■ Given task:
Leave out the pictures and copy the remaining records exactly.

■ Records for this task:
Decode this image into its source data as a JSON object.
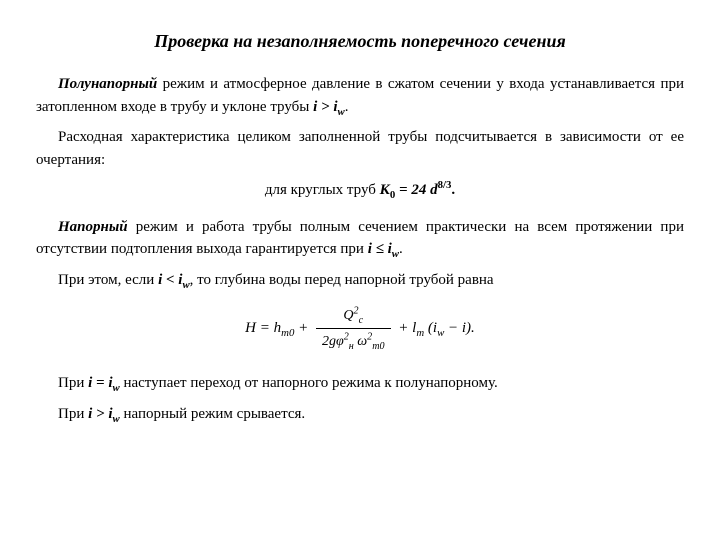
{
  "title": "Проверка на незаполняемость поперечного сечения",
  "p1a": "Полунапорный",
  "p1b": " режим и атмосферное давление в сжатом сечении у входа устанавливается при затопленном входе в трубу и уклоне трубы ",
  "p1c": "i > i",
  "p1d": "w",
  "p1e": ".",
  "p2": "Расходная характеристика целиком заполненной трубы  подсчитывается в зависимости от ее очертания:",
  "f1a": "для круглых труб ",
  "f1b": "К",
  "f1c": "0",
  "f1d": " = 24 d",
  "f1e": "8/3",
  "f1f": ".",
  "p3a": "Напорный",
  "p3b": " режим и работа трубы полным сечением практически на всем протяжении при отсутствии подтопления выхода гарантируется при ",
  "p3c": "i ≤ i",
  "p3d": "w",
  "p3e": ".",
  "p4a": "При этом, если ",
  "p4b": "i < i",
  "p4c": "w",
  "p4d": ", то глубина воды перед напорной трубой равна",
  "hf_left": "H = h",
  "hf_sub1": "т0",
  "hf_plus1": " + ",
  "hf_num": "Q",
  "hf_num_sup": "2",
  "hf_num_sub": "с",
  "hf_den_a": "2gφ",
  "hf_den_sup1": "2",
  "hf_den_sub1": "н",
  "hf_den_b": " ω",
  "hf_den_sup2": "2",
  "hf_den_sub2": "т0",
  "hf_plus2": " + l",
  "hf_sub2": "т",
  "hf_paren_a": " (i",
  "hf_paren_sub": "w",
  "hf_paren_b": " − i).",
  "p5a": "При ",
  "p5b": "i = i",
  "p5c": "w",
  "p5d": " наступает переход от напорного режима к полунапорному.",
  "p6a": "При ",
  "p6b": "i > i",
  "p6c": "w",
  "p6d": " напорный режим срывается."
}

■ Solution for this task:
Decode this image into its source data as a JSON object.
{
  "title": "Проверка на незаполняемость поперечного сечения",
  "p1a": "Полунапорный",
  "p1b": " режим и атмосферное давление в сжатом сечении у входа устанавливается при затопленном входе в трубу и уклоне трубы ",
  "p1c": "i > i",
  "p1d": "w",
  "p1e": ".",
  "p2": "Расходная характеристика целиком заполненной трубы  подсчитывается в зависимости от ее очертания:",
  "f1a": "для круглых труб ",
  "f1b": "К",
  "f1c": "0",
  "f1d": " = 24 d",
  "f1e": "8/3",
  "f1f": ".",
  "p3a": "Напорный",
  "p3b": " режим и работа трубы полным сечением практически на всем протяжении при отсутствии подтопления выхода гарантируется при ",
  "p3c": "i ≤ i",
  "p3d": "w",
  "p3e": ".",
  "p4a": "При этом, если ",
  "p4b": "i < i",
  "p4c": "w",
  "p4d": ", то глубина воды перед напорной трубой равна",
  "hf_left": "H = h",
  "hf_sub1": "т0",
  "hf_plus1": " + ",
  "hf_num": "Q",
  "hf_num_sup": "2",
  "hf_num_sub": "с",
  "hf_den_a": "2gφ",
  "hf_den_sup1": "2",
  "hf_den_sub1": "н",
  "hf_den_b": " ω",
  "hf_den_sup2": "2",
  "hf_den_sub2": "т0",
  "hf_plus2": " + l",
  "hf_sub2": "т",
  "hf_paren_a": " (i",
  "hf_paren_sub": "w",
  "hf_paren_b": " − i).",
  "p5a": "При ",
  "p5b": "i = i",
  "p5c": "w",
  "p5d": " наступает переход от напорного режима к полунапорному.",
  "p6a": "При ",
  "p6b": "i > i",
  "p6c": "w",
  "p6d": " напорный режим срывается."
}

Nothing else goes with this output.